Your goal: Reproduce all the lines exactly as they stand, apart from the pictures.

Supplied data:
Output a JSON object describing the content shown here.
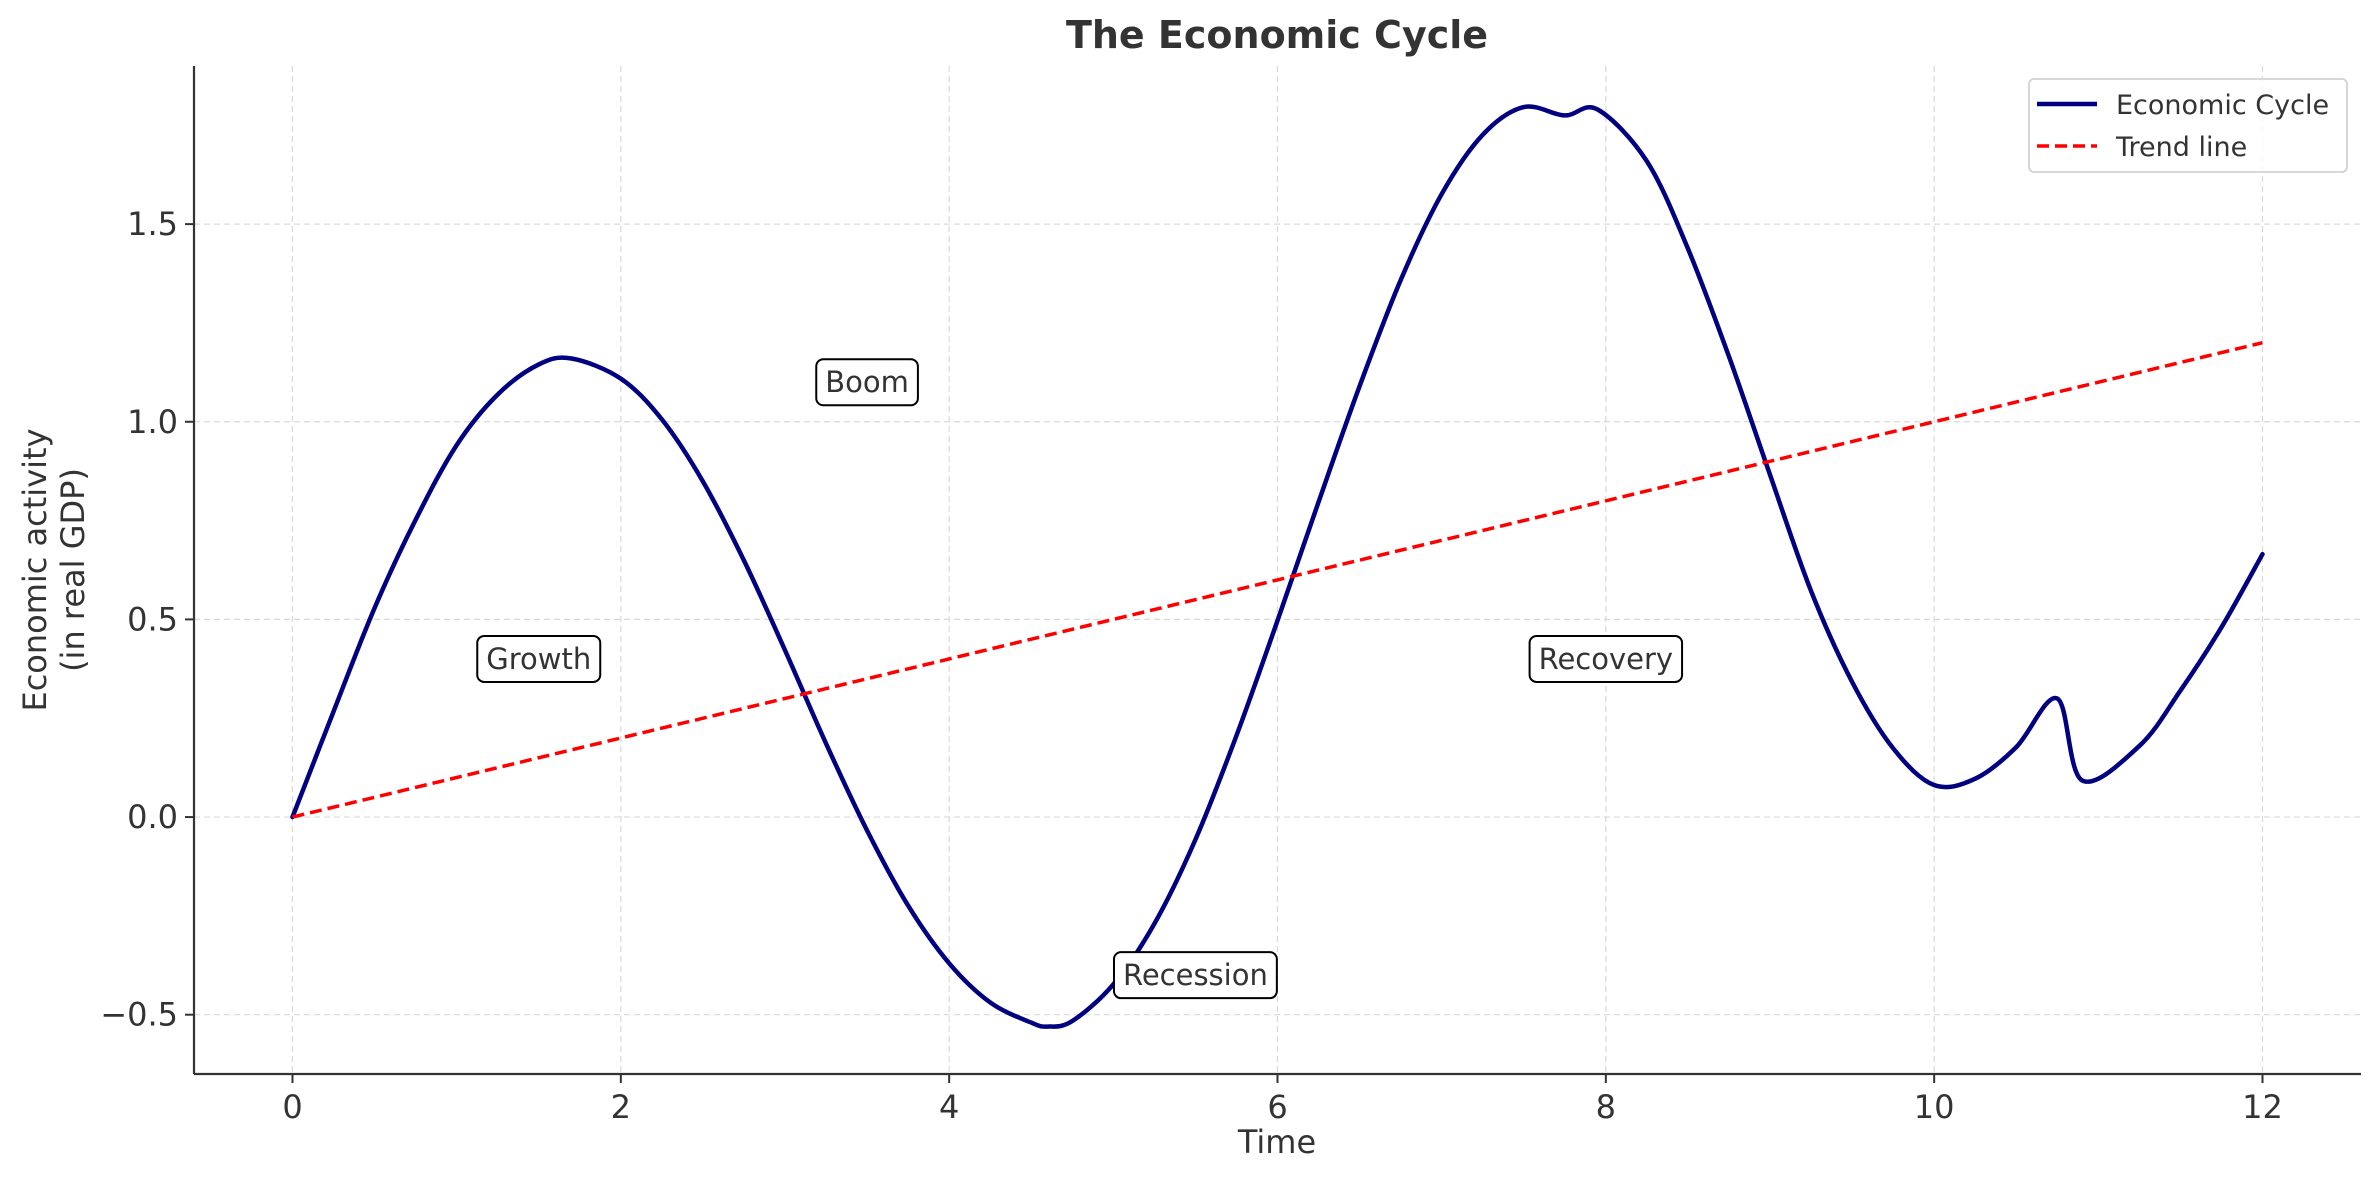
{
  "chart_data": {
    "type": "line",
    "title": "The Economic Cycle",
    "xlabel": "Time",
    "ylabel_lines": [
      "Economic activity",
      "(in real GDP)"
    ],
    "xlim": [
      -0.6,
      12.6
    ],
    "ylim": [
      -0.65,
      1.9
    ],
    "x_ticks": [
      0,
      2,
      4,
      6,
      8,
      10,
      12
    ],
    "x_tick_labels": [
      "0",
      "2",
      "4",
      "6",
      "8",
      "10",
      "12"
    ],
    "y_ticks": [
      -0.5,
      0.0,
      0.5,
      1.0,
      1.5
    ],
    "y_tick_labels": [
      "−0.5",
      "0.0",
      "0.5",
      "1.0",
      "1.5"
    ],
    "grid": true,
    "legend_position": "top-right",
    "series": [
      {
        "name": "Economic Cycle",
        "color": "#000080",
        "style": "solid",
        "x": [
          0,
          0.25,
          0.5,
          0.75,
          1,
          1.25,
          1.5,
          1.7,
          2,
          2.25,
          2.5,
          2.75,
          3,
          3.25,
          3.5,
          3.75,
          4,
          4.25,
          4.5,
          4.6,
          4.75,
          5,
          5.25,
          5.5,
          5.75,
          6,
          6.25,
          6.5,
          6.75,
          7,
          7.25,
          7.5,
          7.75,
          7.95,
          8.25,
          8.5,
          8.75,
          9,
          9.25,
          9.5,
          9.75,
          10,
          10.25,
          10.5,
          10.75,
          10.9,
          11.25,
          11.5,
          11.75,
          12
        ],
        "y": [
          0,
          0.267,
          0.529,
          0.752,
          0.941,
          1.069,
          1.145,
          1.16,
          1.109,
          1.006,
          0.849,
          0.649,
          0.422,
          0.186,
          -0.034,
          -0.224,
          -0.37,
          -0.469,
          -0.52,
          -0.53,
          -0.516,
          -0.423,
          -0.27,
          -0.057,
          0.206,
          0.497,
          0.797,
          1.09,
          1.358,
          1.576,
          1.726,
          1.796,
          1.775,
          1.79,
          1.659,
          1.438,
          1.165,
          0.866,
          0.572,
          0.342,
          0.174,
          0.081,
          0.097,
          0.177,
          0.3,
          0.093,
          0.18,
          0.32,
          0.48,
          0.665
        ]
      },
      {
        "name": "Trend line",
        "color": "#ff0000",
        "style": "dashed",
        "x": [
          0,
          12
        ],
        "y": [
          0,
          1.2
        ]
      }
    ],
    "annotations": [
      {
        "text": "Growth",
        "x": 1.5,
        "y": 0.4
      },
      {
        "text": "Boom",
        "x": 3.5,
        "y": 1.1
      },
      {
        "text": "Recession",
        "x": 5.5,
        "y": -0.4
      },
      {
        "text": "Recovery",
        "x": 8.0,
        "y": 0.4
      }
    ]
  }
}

Task output:
Output a JSON object describing the content shown here.
{
  "chart_data": {
    "type": "line",
    "title": "The Economic Cycle",
    "xlabel": "Time",
    "ylabel_lines": [
      "Economic activity",
      "(in real GDP)"
    ],
    "xlim": [
      -0.6,
      12.6
    ],
    "ylim": [
      -0.65,
      1.9
    ],
    "x_ticks": [
      0,
      2,
      4,
      6,
      8,
      10,
      12
    ],
    "x_tick_labels": [
      "0",
      "2",
      "4",
      "6",
      "8",
      "10",
      "12"
    ],
    "y_ticks": [
      -0.5,
      0.0,
      0.5,
      1.0,
      1.5
    ],
    "y_tick_labels": [
      "−0.5",
      "0.0",
      "0.5",
      "1.0",
      "1.5"
    ],
    "grid": true,
    "legend_position": "top-right",
    "series": [
      {
        "name": "Economic Cycle",
        "color": "#000080",
        "style": "solid",
        "x": [
          0,
          0.25,
          0.5,
          0.75,
          1,
          1.25,
          1.5,
          1.7,
          2,
          2.25,
          2.5,
          2.75,
          3,
          3.25,
          3.5,
          3.75,
          4,
          4.25,
          4.5,
          4.6,
          4.75,
          5,
          5.25,
          5.5,
          5.75,
          6,
          6.25,
          6.5,
          6.75,
          7,
          7.25,
          7.5,
          7.75,
          7.95,
          8.25,
          8.5,
          8.75,
          9,
          9.25,
          9.5,
          9.75,
          10,
          10.25,
          10.5,
          10.75,
          10.9,
          11.25,
          11.5,
          11.75,
          12
        ],
        "y": [
          0,
          0.267,
          0.529,
          0.752,
          0.941,
          1.069,
          1.145,
          1.16,
          1.109,
          1.006,
          0.849,
          0.649,
          0.422,
          0.186,
          -0.034,
          -0.224,
          -0.37,
          -0.469,
          -0.52,
          -0.53,
          -0.516,
          -0.423,
          -0.27,
          -0.057,
          0.206,
          0.497,
          0.797,
          1.09,
          1.358,
          1.576,
          1.726,
          1.796,
          1.775,
          1.79,
          1.659,
          1.438,
          1.165,
          0.866,
          0.572,
          0.342,
          0.174,
          0.081,
          0.097,
          0.177,
          0.3,
          0.093,
          0.18,
          0.32,
          0.48,
          0.665
        ]
      },
      {
        "name": "Trend line",
        "color": "#ff0000",
        "style": "dashed",
        "x": [
          0,
          12
        ],
        "y": [
          0,
          1.2
        ]
      }
    ],
    "annotations": [
      {
        "text": "Growth",
        "x": 1.5,
        "y": 0.4
      },
      {
        "text": "Boom",
        "x": 3.5,
        "y": 1.1
      },
      {
        "text": "Recession",
        "x": 5.5,
        "y": -0.4
      },
      {
        "text": "Recovery",
        "x": 8.0,
        "y": 0.4
      }
    ]
  }
}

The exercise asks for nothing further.